# Have you Ever Seen a Lolcow in Real Life?



## SpergPatrol (Jul 10, 2018)

I ask because I saw two real life lolcow at my job that even though I didn't know their names, they were already a huge lolcow for the few hours I saw them sit at thier table.

I thought it be fun to share expierences from people who ever had an encounter from a cow that might not be known or is known but not really anything noteworthy for the threads they already have.

Mine were two big fat  people. One was dressed in footy pajamas and the other that came into the place that I work was holding already 5 stuffed animals.
I talked with them and I swear to god they both sounded exactly like chris chan even the girl somehow.
I didnt really focus on it because I thought maybe they were foreign and the accent might not translate well so I got the items they requested.

I work near disney resort but this didn't give off any lolcow vibes yet so I gave them what they came for and they sat down and opened two labtops and phones.

This also wasn't anything shocking because again disney I figured they were tourists talking to family or something.
Well right until they literally started screaming "This Facebook group is lying about me FUCK THIS GROUP!"
The other one also joined in the chant "Yah fuck this group!" 
Right next to an entire family of small children no older than five, and they are screaming fuck so loud that everyone was looking at them.

They didn't seem to care and eventually stopped. 
I already suspected right then they were cows but I was more focused on at the time on cleaning the establishment so I lef to do so.

Then it started again this time they were saying "fuck you," to a livestream of some girl who the lady wearing the pink minnie shirt said "was spreading lies about her," and " fuck that bitch," while texting a thrid party before resuming the chant "fuck that facebook group."

I went back to my post for a few hours and stopped watching them for a short time.

When I looked back at them I got a glance when one was getting up.

They had visible shit their pants and I had to go clean again so I got to see up close those two and I will never forget what I saw.

Both of them had thier shirts all the way to thier pants all covered in shit.

I knew at that moment they were both lolcows.

Turns out when I stopped looking they both went into the men and women's bathroom and shat not in the toilet,  but in the trashbin.

And it didn't take a rocket scientist to figured out they played with it too.

The manager got cussed out by them when she actually told them to not shit in our trashbins again.
They later apologized and said "she was a nice lady and we are sorry for yelling."

They ending up staying from 7 p.m. all the way to closing at 1 a.m.

They used up all of our internet and they were just on there stalking a facebook group and livestream saying "fuck these guys," and playing some phone version of Farmville.

And right before they waddled out they broke the women's trashbin before smearing shit on the door on thier way out.

=-=-=

## Given instruction 1
According to the forum post about seeing a lolcow in real life, what did the two customers do on their laptops and phones? List every activity it names.
## Given instruction 2
Sum up the forum post about seeing a lolcow in real life in two sentences.
These rows were taken from a different source than the forum post.

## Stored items
=-=-=

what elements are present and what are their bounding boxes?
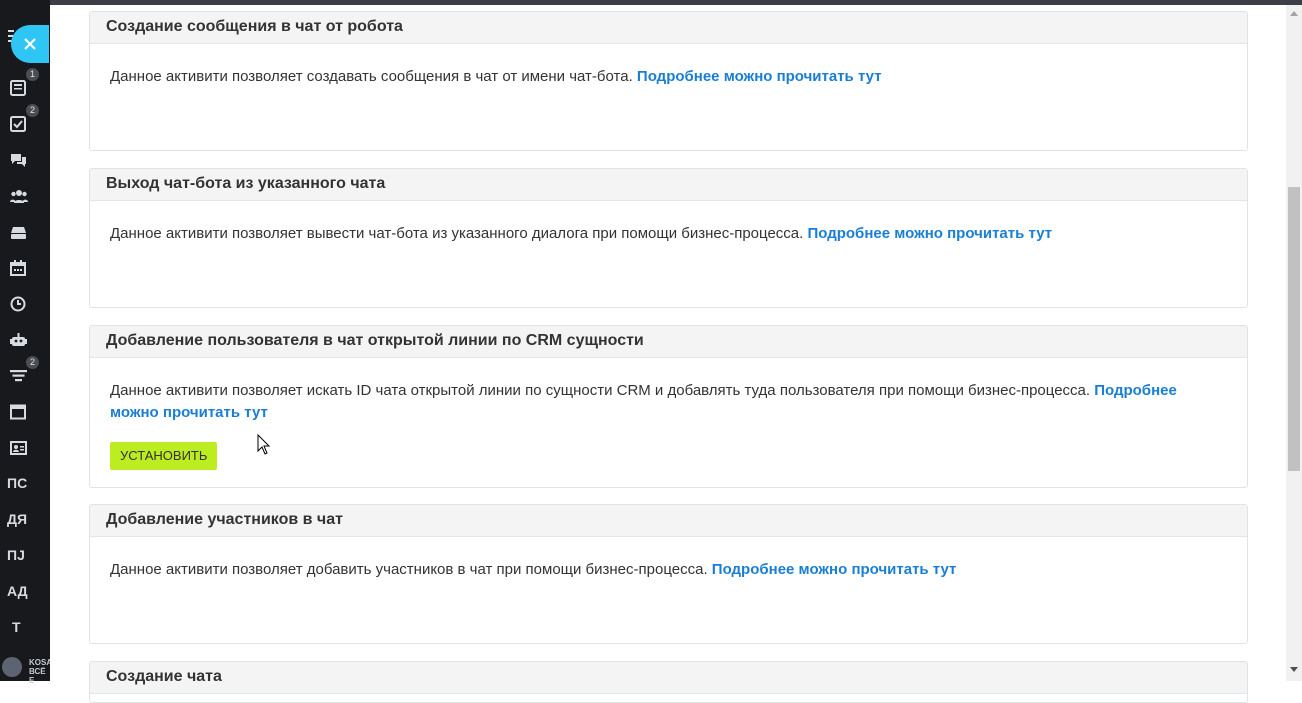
sidebar-item-pj-label: ПЈ: [7, 547, 25, 563]
sidebar-item-ad-label: АД: [7, 583, 28, 599]
read-more-link[interactable]: Подробнее можно прочитать тут: [807, 225, 1052, 242]
sidebar-item-ps[interactable]: ПС: [0, 470, 50, 498]
left-sidebar: 1 2 2 ПС ДЯ ПЈ АД Т KOSA ВСЁ Е: [0, 0, 53, 685]
activities-list: Создание сообщения в чат от робота Данно…: [50, 5, 1286, 703]
activity-card: Добавление участников в чат Данное актив…: [89, 504, 1248, 644]
sidebar-item-t-label: Т: [12, 619, 21, 635]
activity-card: Выход чат-бота из указанного чата Данное…: [89, 168, 1248, 308]
filters-count-badge: 2: [26, 356, 39, 369]
sidebar-item-pj[interactable]: ПЈ: [0, 542, 50, 570]
activity-card: Добавление пользователя в чат открытой л…: [89, 325, 1248, 488]
activity-card-title: Выход чат-бота из указанного чата: [90, 169, 1247, 201]
scroll-up-arrow-icon[interactable]: [1290, 11, 1298, 16]
install-button[interactable]: УСТАНОВИТЬ: [110, 442, 218, 470]
sidebar-item-worktime[interactable]: [0, 290, 50, 318]
activity-card-title: Создание чата: [90, 662, 1247, 694]
activity-card-body: Данное активити позволяет создавать сооб…: [90, 44, 1247, 88]
sidebar-item-dr-label: ДЯ: [7, 511, 28, 527]
sidebar-item-ps-label: ПС: [7, 475, 28, 491]
company-logo-line-1: KOSA: [29, 658, 53, 667]
company-logo-line-2: ВСЁ Е: [29, 667, 46, 685]
sidebar-item-filters[interactable]: 2: [0, 356, 50, 390]
read-more-link[interactable]: Подробнее можно прочитать тут: [712, 561, 957, 578]
filter-icon: [10, 370, 27, 382]
activity-card-body: Данное активити позволяет добавить участ…: [90, 537, 1247, 581]
contact-card-icon: [10, 441, 27, 455]
drive-icon: [11, 227, 26, 239]
sidebar-item-t[interactable]: Т: [0, 614, 50, 642]
close-icon: [24, 38, 36, 50]
activity-card-title: Добавление участников в чат: [90, 505, 1247, 537]
sidebar-item-robot[interactable]: [0, 326, 50, 354]
scroll-down-arrow-icon[interactable]: [1290, 667, 1298, 672]
activity-card: Создание сообщения в чат от робота Данно…: [89, 11, 1248, 151]
scrollbar-thumb[interactable]: [1288, 187, 1300, 471]
sidebar-item-chat[interactable]: [0, 146, 50, 174]
sidebar-item-groups[interactable]: [0, 182, 50, 210]
sidebar-item-calendar[interactable]: [0, 254, 50, 282]
activity-card-title: Добавление пользователя в чат открытой л…: [90, 326, 1247, 358]
news-feed-icon: [10, 80, 26, 96]
mouse-pointer-icon: [257, 434, 271, 455]
activity-card-description: Данное активити позволяет искать ID чата…: [110, 382, 1091, 399]
activity-card-title: Создание сообщения в чат от робота: [90, 12, 1247, 44]
sidebar-item-ad[interactable]: АД: [0, 578, 50, 606]
vertical-scrollbar[interactable]: [1286, 5, 1302, 681]
sidebar-item-contacts[interactable]: [0, 434, 50, 462]
activity-card-description: Данное активити позволяет добавить участ…: [110, 561, 708, 578]
content-area: Создание сообщения в чат от робота Данно…: [50, 5, 1286, 703]
company-logo: [2, 657, 22, 677]
users-icon: [10, 190, 28, 203]
activity-card-description: Данное активити позволяет создавать сооб…: [110, 68, 633, 85]
sidebar-item-dr[interactable]: ДЯ: [0, 506, 50, 534]
sidebar-item-tasks[interactable]: 2: [0, 104, 50, 138]
chat-icon: [11, 154, 26, 167]
activity-card-description: Данное активити позволяет вывести чат-бо…: [110, 225, 804, 242]
browser-window-icon: [10, 404, 26, 420]
robot-icon: [10, 333, 27, 346]
sidebar-item-feed[interactable]: 1: [0, 68, 50, 102]
tasks-count-badge: 2: [26, 104, 39, 117]
activity-card: Создание чата: [89, 661, 1248, 703]
feed-count-badge: 1: [26, 68, 39, 81]
close-slider-button[interactable]: [11, 25, 49, 63]
activity-card-body: Данное активити позволяет вывести чат-бо…: [90, 201, 1247, 245]
read-more-link[interactable]: Подробнее можно прочитать тут: [637, 68, 882, 85]
clock-icon: [10, 296, 26, 312]
sidebar-item-sites[interactable]: [0, 398, 50, 426]
calendar-icon: [10, 260, 26, 276]
sidebar-item-drive[interactable]: [0, 218, 50, 246]
tasks-icon: [10, 116, 26, 132]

=-=-=

## Correct answer 1
- Stalking a Facebook group
- Watching a livestream of a girl and yelling at it
- Texting a third party
- Playing a phone version of Farmville

## Correct answer 2
A worker near a Disney resort describes two customers who got their order, opened laptops and phones, and screamed curses at a Facebook group and a livestream right next to a family of small children. The pair soiled themselves, left feces in the restroom trash bins, cursed out the manager, stayed from 7 p.m. until the 1 a.m. closing, and smeared feces on the door on their way out.